▶ [What is being asked]
Filter the records for lines holding the string "停放场所".

▶ [Data entries]
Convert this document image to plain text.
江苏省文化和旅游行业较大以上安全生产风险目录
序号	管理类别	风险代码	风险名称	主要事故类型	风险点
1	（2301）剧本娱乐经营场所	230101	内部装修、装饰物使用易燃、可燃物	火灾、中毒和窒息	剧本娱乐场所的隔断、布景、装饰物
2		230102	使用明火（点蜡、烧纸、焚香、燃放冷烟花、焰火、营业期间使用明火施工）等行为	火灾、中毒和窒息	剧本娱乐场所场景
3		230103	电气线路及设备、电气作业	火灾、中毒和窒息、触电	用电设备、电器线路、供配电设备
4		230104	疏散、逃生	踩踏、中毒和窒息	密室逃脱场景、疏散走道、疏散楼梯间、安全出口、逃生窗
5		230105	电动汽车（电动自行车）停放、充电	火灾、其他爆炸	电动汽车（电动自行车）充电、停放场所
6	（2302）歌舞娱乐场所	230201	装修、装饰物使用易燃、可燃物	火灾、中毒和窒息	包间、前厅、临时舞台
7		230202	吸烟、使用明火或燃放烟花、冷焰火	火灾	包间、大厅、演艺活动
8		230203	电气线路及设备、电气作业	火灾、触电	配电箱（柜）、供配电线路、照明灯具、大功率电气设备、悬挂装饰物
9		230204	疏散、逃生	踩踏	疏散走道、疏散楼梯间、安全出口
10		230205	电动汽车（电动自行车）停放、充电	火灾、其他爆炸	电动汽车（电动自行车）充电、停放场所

▶ [Task result]
5		230105	电动汽车（电动自行车）停放、充电	火灾、其他爆炸	电动汽车（电动自行车）充电、停放场所
10		230205	电动汽车（电动自行车）停放、充电	火灾、其他爆炸	电动汽车（电动自行车）充电、停放场所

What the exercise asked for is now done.